===== Dataset records =====

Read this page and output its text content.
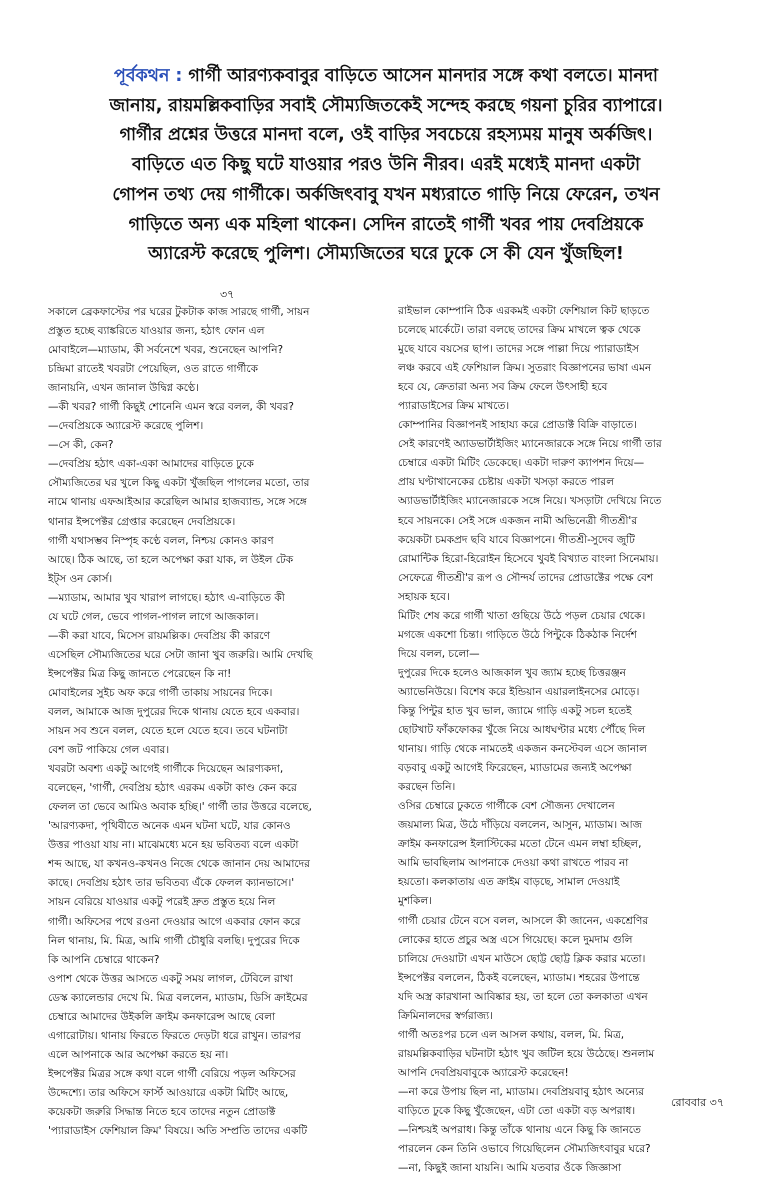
পূর্বকথন : গার্গী আরণ্যকবাবুর বাড়িতে আসেন মানদার সঙ্গে কথা বলতে। মানদা
জানায়, রায়মল্লিকবাড়ির সবাই সৌম্যজিতকেই সন্দেহ করছে গয়না চুরির ব্যাপারে।
গার্গীর প্রশ্নের উত্তরে মানদা বলে, ওই বাড়ির সবচেয়ে রহস্যময় মানুষ অর্কজিৎ।
বাড়িতে এত কিছু ঘটে যাওয়ার পরও উনি নীরব। এরই মধ্যেই মানদা একটা
গোপন তথ্য দেয় গার্গীকে। অর্কজিৎবাবু যখন মধ্যরাতে গাড়ি নিয়ে ফেরেন, তখন
গাড়িতে অন্য এক মহিলা থাকেন। সেদিন রাতেই গার্গী খবর পায় দেবপ্রিয়কে
অ্যারেস্ট করেছে পুলিশ। সৌম্যজিতের ঘরে ঢুকে সে কী যেন খুঁজছিল!
৩৭
সকালে ব্রেকফাস্টের পর ঘরের টুকটাক কাজ সারছে গার্গী, সায়ন
প্রস্তুত হচ্ছে ব্যাঙ্করিতে যাওয়ার জন্য, হঠাৎ ফোন এল
মোবাইলে—ম্যাডাম, কী সর্বনেশে খবর, শুনেছেন আপনি?
চন্দ্রিমা রাতেই খবরটা পেয়েছিল, ওত রাতে গার্গীকে
জানায়নি, এখন জানাল উদ্বিগ্ন কণ্ঠে।
—কী খবর? গার্গী কিছুই শোনেনি এমন স্বরে বলল, কী খবর?
—দেবপ্রিয়কে অ্যারেস্ট করেছে পুলিশ।
—সে কী, কেন?
—দেবপ্রিয় হঠাৎ একা-একা আমাদের বাড়িতে ঢুকে
সৌম্যজিতের ঘর খুলে কিছু একটা খুঁজছিল পাগলের মতো, তার
নামে থানায় এফআইআর করেছিল আমার হাজব্যান্ড, সঙ্গে সঙ্গে
থানার ইন্সপেক্টর গ্রেপ্তার করেছেন দেবপ্রিয়কে।
গার্গী যথাসম্ভব নিস্পৃহ কণ্ঠে বলল, নিশ্চয় কোনও কারণ
আছে। ঠিক আছে, তা হলে অপেক্ষা করা যাক, ল উইল টেক
ইট্স ওন কোর্স।
—ম্যাডাম, আমার খুব খারাপ লাগছে। হঠাৎ এ-বাড়িতে কী
যে ঘটে গেল, ভেবে পাগল-পাগল লাগে আজকাল।
—কী করা যাবে, মিসেস রায়মল্লিক। দেবপ্রিয় কী কারণে
এসেছিল সৌম্যজিতের ঘরে সেটা জানা খুব জরুরি। আমি দেখছি
ইন্সপেক্টর মিত্র কিছু জানতে পেরেছেন কি না!
মোবাইলের সুইচ অফ করে গার্গী তাকায় সায়নের দিকে।
বলল, আমাকে আজ দুপুরের দিকে থানায় যেতে হবে একবার।
সায়ন সব শুনে বলল, যেতে হলে যেতে হবে। তবে ঘটনাটা
বেশ জট পাকিয়ে গেল এবার।
খবরটা অবশ্য একটু আগেই গার্গীকে দিয়েছেন আরণ্যকদা,
বলেছেন, 'গার্গী, দেবপ্রিয় হঠাৎ এরকম একটা কাণ্ড কেন করে
ফেলল তা ভেবে আমিও অবাক হচ্ছি।' গার্গী তার উত্তরে বলেছে,
'আরণ্যকদা, পৃথিবীতে অনেক এমন ঘটনা ঘটে, যার কোনও
উত্তর পাওয়া যায় না। মাঝেমধ্যে মনে হয় ভবিতব্য বলে একটা
শব্দ আছে, যা কখনও-কখনও নিজে থেকে জানান দেয় আমাদের
কাছে। দেবপ্রিয় হঠাৎ তার ভবিতব্য এঁকে ফেলল ক্যানভাসে।'
সায়ন বেরিয়ে যাওয়ার একটু পরেই দ্রুত প্রস্তুত হয়ে নিল
গার্গী। অফিসের পথে রওনা দেওয়ার আগে একবার ফোন করে
নিল থানায়, মি. মিত্র, আমি গার্গী চৌধুরি বলছি। দুপুরের দিকে
কি আপনি চেম্বারে থাকেন?
ওপাশ থেকে উত্তর আসতে একটু সময় লাগল, টেবিলে রাখা
ডেস্ক ক্যালেন্ডার দেখে মি. মিত্র বললেন, ম্যাডাম, ডিসি ক্রাইমের
চেম্বারে আমাদের উইকলি ক্রাইম কনফারেন্স আছে বেলা
এগারোটায়। থানায় ফিরতে ফিরতে দেড়টা ধরে রাখুন। তারপর
এলে আপনাকে আর অপেক্ষা করতে হয় না।
ইন্সপেক্টর মিত্রর সঙ্গে কথা বলে গার্গী বেরিয়ে পড়ল অফিসের
উদ্দেশ্যে। তার অফিসে ফার্স্ট আওয়ারে একটা মিটিং আছে,
কয়েকটা জরুরি সিদ্ধান্ত নিতে হবে তাদের নতুন প্রোডাক্ট
'প্যারাডাইস ফেশিয়াল ক্রিম' বিষয়ে। অতি সম্প্রতি তাদের একটি
রাইভাল কোম্পানি ঠিক এরকমই একটা ফেশিয়াল কিট ছাড়তে
চলেছে মার্কেটে। তারা বলছে তাদের ক্রিম মাখলে ত্বক থেকে
মুছে যাবে বয়সের ছাপ। তাদের সঙ্গে পাল্লা দিয়ে প্যারাডাইস
লঞ্চ করবে এই ফেশিয়াল ক্রিম। সুতরাং বিজ্ঞাপনের ভাষা এমন
হবে যে, ক্রেতারা অন্য সব ক্রিম ফেলে উৎসাহী হবে
প্যারাডাইসের ক্রিম মাখতে।
কোম্পানির বিজ্ঞাপনই সাহায্য করে প্রোডাক্ট বিক্রি বাড়াতে।
সেই কারণেই অ্যাডভার্টাইজিং ম্যানেজারকে সঙ্গে নিয়ে গার্গী তার
চেম্বারে একটা মিটিং ডেকেছে। একটা দারুণ ক্যাপশন দিয়ে—
প্রায় ঘণ্টাখানেকের চেষ্টায় একটা খসড়া করতে পারল
অ্যাডভার্টাইজিং ম্যানেজারকে সঙ্গে নিয়ে। খসড়াটা দেখিয়ে নিতে
হবে সায়নকে। সেই সঙ্গে একজন নামী অভিনেত্রী গীতশ্রী'র
কয়েকটা চমকপ্রদ ছবি যাবে বিজ্ঞাপনে। গীতশ্রী-সুদেব জুটি
রোমান্টিক হিরো-হিরোইন হিসেবে খুবই বিখ্যাত বাংলা সিনেমায়।
সেফেত্রে গীতশ্রী'র রূপ ও সৌন্দর্য তাদের প্রোডাক্টের পক্ষে বেশ
সহায়ক হবে।
মিটিং শেষ করে গার্গী খাতা গুছিয়ে উঠে পড়ল চেয়ার থেকে।
মগজে একশো চিন্তা। গাড়িতে উঠে পিন্টুকে ঠিকঠাক নির্দেশ
দিয়ে বলল, চলো—
দুপুরের দিকে হলেও আজকাল খুব জ্যাম হচ্ছে চিত্তরঞ্জন
অ্যাভেনিউয়ে। বিশেষ করে ইন্ডিয়ান এয়ারলাইনসের মোড়ে।
কিন্তু পিন্টুর হাত খুব ভাল, জ্যামে গাড়ি একটু সচল হতেই
ছোটখাট ফাঁকফোকর খুঁজে নিয়ে আধঘণ্টার মধ্যে পৌঁছে দিল
থানায়। গাড়ি থেকে নামতেই একজন কনস্টেবল এসে জানাল
বড়বাবু একটু আগেই ফিরেছেন, ম্যাডামের জন্যই অপেক্ষা
করছেন তিনি।
ওসির চেম্বারে ঢুকতে গার্গীকে বেশ সৌজন্য দেখালেন
জয়মাল্য মিত্র, উঠে দাঁড়িয়ে বললেন, আসুন, ম্যাডাম। আজ
ক্রাইম কনফারেন্স ইলাস্টিকের মতো টেনে এমন লম্বা হচ্ছিল,
আমি ভাবছিলাম আপনাকে দেওয়া কথা রাখতে পারব না
হয়তো। কলকাতায় এত ক্রাইম বাড়ছে, সামাল দেওয়াই
মুশকিল।
গার্গী চেয়ার টেনে বসে বলল, আসলে কী জানেন, একশ্রেণির
লোকের হাতে প্রচুর অস্ত্র এসে গিয়েছে। কলে দুমদাম গুলি
চালিয়ে দেওয়াটা এখন মাউসে ছোট্ট ছোট্ট ক্লিক করার মতো।
ইন্সপেক্টর বললেন, ঠিকই বলেছেন, ম্যাডাম। শহরের উপান্তে
যদি অস্ত্র কারখানা আবিষ্কার হয়, তা হলে তো কলকাতা এখন
ক্রিমিনালদের স্বর্গরাজ্য।
গার্গী অতঃপর চলে এল আসল কথায়, বলল, মি. মিত্র,
রায়মল্লিকবাড়ির ঘটনাটা হঠাৎ খুব জটিল হয়ে উঠেছে। শুনলাম
আপনি দেবপ্রিয়বাবুকে অ্যারেস্ট করেছেন!
—না করে উপায় ছিল না, ম্যাডাম। দেবপ্রিয়বাবু হঠাৎ অন্যের
বাড়িতে ঢুকে কিছু খুঁজেছেন, এটা তো একটা বড় অপরাধ।
—নিশ্চয়ই অপরাধ। কিন্তু তাঁকে থানায় এনে কিছু কি জানতে
পারলেন কেন তিনি ওভাবে গিয়েছিলেন সৌম্যজিৎবাবুর ঘরে?
—না, কিছুই জানা যায়নি। আমি যতবার ওঁকে জিজ্ঞাসা
রোববার ৩৭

=====

— Exercise prompt —
What is the number of lines in this listing that contain the word "একজন"? Answer with that number and nothing else.

— Answer to this exercise —
2